Exercise brief: Look through the records that follow. Copy every line containing the word "name".

Records shown:
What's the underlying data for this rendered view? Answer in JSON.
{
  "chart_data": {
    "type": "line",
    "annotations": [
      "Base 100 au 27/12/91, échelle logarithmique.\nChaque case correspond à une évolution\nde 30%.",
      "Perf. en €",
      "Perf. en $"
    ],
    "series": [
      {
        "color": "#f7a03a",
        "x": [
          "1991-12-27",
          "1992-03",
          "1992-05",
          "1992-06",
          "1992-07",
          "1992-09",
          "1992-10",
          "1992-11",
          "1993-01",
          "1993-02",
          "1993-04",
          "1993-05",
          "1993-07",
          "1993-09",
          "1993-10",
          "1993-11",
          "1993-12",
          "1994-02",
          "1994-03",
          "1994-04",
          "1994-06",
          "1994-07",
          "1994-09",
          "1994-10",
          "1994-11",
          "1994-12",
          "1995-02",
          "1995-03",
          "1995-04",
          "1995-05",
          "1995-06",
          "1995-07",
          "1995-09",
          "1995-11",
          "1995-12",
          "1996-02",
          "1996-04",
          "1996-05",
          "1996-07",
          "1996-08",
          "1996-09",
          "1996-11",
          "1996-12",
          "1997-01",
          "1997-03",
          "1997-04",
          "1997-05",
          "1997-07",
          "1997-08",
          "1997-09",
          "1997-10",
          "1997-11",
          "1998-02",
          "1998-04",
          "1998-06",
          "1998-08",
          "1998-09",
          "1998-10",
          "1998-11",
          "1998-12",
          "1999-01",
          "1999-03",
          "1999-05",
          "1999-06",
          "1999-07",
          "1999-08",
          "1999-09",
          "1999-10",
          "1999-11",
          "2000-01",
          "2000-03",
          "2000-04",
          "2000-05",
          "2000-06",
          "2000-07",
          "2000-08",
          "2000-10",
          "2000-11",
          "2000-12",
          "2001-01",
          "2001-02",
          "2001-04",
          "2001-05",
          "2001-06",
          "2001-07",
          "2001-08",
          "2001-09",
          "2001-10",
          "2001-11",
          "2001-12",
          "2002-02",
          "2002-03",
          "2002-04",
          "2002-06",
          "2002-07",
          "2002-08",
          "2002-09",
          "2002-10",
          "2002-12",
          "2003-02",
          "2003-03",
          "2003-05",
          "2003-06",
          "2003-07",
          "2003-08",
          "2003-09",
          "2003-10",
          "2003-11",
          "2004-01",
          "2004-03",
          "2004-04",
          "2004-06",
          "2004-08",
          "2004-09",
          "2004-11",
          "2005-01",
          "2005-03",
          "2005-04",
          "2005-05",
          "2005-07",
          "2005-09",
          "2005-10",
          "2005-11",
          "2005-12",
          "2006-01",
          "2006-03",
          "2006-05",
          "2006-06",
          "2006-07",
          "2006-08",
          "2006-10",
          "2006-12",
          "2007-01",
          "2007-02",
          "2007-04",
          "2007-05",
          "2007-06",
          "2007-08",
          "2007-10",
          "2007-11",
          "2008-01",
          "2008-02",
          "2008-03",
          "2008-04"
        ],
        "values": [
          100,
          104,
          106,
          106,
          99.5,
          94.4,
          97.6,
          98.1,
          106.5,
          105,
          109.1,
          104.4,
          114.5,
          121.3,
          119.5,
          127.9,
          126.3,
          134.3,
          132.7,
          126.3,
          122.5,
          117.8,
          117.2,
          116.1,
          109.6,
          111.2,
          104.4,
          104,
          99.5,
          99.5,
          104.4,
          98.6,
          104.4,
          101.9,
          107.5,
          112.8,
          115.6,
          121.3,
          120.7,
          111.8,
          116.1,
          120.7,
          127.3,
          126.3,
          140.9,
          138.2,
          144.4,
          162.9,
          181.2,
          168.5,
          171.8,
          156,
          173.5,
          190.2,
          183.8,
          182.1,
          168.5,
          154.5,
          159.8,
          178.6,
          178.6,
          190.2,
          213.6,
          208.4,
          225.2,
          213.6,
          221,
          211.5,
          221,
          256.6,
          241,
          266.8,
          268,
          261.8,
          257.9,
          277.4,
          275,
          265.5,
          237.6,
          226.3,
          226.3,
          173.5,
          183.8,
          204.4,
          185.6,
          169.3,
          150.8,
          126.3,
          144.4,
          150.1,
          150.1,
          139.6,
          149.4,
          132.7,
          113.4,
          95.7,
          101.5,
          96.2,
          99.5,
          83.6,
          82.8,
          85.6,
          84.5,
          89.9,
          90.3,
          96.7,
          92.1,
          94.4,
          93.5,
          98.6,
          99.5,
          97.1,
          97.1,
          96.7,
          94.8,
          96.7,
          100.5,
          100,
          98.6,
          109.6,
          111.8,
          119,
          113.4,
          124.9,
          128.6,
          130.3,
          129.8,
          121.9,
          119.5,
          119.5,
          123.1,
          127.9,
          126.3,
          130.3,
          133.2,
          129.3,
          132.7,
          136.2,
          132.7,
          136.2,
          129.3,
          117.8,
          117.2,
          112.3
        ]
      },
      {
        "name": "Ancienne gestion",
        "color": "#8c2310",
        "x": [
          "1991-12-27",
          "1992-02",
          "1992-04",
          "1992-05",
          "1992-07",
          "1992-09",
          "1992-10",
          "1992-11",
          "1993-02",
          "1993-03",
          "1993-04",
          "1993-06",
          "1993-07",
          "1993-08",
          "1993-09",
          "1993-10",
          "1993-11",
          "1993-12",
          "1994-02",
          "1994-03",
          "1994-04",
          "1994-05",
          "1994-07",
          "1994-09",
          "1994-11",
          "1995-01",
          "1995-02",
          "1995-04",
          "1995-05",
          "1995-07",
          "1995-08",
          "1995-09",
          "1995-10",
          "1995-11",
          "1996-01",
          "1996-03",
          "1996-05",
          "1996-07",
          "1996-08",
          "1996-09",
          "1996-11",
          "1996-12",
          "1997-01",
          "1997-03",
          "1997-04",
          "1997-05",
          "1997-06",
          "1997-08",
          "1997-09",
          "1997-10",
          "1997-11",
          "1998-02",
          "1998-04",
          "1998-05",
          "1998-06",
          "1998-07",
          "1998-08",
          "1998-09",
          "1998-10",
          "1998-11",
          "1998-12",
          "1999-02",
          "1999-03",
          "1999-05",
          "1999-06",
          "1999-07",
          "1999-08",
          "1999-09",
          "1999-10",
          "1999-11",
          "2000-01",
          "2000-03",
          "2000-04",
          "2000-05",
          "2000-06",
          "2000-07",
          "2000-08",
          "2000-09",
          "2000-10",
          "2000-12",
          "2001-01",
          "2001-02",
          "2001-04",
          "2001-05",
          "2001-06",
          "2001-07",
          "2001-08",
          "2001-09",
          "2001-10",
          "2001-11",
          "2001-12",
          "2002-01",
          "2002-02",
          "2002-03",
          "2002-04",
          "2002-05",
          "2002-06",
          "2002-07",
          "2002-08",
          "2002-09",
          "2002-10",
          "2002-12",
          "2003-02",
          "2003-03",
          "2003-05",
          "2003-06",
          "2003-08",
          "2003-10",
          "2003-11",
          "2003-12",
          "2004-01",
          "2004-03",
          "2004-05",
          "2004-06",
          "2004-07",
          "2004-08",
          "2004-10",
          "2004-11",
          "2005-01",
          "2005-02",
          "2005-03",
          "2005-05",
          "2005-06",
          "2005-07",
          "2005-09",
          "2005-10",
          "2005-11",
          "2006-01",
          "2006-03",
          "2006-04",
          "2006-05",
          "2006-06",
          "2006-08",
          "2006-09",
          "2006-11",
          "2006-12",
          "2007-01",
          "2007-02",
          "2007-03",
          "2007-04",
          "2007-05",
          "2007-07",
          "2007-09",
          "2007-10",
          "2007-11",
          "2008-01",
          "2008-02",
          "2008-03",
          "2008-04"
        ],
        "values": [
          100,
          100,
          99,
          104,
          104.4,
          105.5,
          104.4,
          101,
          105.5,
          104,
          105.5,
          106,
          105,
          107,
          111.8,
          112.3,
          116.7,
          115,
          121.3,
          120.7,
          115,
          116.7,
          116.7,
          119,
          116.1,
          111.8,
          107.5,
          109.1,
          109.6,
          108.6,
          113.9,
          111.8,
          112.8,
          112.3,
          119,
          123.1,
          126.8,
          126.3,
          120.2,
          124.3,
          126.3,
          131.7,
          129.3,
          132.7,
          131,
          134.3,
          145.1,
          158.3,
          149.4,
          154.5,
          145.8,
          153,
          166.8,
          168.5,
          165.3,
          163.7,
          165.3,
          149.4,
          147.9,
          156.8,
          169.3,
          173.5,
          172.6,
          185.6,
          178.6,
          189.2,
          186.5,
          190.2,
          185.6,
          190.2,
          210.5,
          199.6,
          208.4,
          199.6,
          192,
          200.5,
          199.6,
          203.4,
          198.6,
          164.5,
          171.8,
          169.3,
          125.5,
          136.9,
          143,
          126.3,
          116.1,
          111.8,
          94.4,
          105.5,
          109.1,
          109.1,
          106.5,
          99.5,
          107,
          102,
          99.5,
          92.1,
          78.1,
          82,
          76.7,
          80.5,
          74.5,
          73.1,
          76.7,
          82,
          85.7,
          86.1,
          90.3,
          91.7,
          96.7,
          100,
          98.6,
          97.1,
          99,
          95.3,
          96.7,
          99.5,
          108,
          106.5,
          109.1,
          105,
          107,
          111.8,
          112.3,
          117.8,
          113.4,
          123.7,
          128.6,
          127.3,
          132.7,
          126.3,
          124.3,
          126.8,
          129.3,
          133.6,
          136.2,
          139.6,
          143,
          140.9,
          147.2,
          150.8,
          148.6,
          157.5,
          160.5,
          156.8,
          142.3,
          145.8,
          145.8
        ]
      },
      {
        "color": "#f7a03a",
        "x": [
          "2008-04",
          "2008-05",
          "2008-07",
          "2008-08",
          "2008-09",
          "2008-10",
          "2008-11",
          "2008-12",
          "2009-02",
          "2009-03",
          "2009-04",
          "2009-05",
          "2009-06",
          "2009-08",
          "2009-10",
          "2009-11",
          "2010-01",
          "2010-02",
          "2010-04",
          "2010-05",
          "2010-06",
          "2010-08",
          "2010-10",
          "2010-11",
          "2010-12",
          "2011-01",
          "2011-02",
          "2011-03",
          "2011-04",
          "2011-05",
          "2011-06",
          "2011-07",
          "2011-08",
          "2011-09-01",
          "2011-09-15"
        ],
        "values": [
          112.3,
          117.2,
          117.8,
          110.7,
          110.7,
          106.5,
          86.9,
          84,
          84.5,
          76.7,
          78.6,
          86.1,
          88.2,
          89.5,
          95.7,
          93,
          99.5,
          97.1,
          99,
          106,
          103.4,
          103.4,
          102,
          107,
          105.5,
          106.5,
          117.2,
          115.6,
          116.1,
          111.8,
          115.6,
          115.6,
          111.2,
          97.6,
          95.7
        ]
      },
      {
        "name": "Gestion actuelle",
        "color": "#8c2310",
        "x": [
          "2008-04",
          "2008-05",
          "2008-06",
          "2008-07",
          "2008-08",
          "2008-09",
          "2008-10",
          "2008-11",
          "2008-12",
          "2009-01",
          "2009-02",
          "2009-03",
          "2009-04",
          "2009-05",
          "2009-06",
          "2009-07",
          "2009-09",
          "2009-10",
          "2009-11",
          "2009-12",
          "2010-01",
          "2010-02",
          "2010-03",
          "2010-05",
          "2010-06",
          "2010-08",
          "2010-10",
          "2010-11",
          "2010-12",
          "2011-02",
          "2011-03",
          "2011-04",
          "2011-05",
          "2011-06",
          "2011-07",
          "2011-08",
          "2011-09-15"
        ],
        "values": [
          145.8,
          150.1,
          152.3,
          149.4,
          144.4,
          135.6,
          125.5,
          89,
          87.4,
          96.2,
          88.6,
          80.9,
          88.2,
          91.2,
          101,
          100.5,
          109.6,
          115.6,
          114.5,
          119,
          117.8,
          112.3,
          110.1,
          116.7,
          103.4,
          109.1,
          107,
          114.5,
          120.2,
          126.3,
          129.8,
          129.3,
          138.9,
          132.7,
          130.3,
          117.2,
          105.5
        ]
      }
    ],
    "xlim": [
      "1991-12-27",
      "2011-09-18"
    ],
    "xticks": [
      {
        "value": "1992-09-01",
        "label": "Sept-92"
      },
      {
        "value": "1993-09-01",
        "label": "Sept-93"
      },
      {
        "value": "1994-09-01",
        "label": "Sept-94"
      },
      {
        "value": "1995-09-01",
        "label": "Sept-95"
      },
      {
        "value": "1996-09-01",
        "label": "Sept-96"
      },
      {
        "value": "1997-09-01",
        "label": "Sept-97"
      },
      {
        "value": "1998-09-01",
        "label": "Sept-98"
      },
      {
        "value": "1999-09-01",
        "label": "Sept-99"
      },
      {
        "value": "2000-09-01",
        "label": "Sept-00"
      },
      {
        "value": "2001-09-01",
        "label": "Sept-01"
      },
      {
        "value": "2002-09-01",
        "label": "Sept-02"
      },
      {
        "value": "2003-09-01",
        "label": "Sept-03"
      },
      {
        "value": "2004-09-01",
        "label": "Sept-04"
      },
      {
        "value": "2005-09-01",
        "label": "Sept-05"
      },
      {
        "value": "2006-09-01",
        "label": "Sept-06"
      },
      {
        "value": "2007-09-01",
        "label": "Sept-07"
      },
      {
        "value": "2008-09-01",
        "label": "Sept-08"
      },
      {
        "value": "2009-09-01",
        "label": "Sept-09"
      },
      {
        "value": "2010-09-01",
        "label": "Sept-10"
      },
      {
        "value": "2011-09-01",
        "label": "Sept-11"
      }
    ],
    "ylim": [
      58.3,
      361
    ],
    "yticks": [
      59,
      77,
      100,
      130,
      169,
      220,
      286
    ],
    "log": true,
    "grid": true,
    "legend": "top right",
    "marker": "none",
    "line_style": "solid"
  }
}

Task result:
        "name": "Ancienne gestion",
        "name": "Gestion actuelle",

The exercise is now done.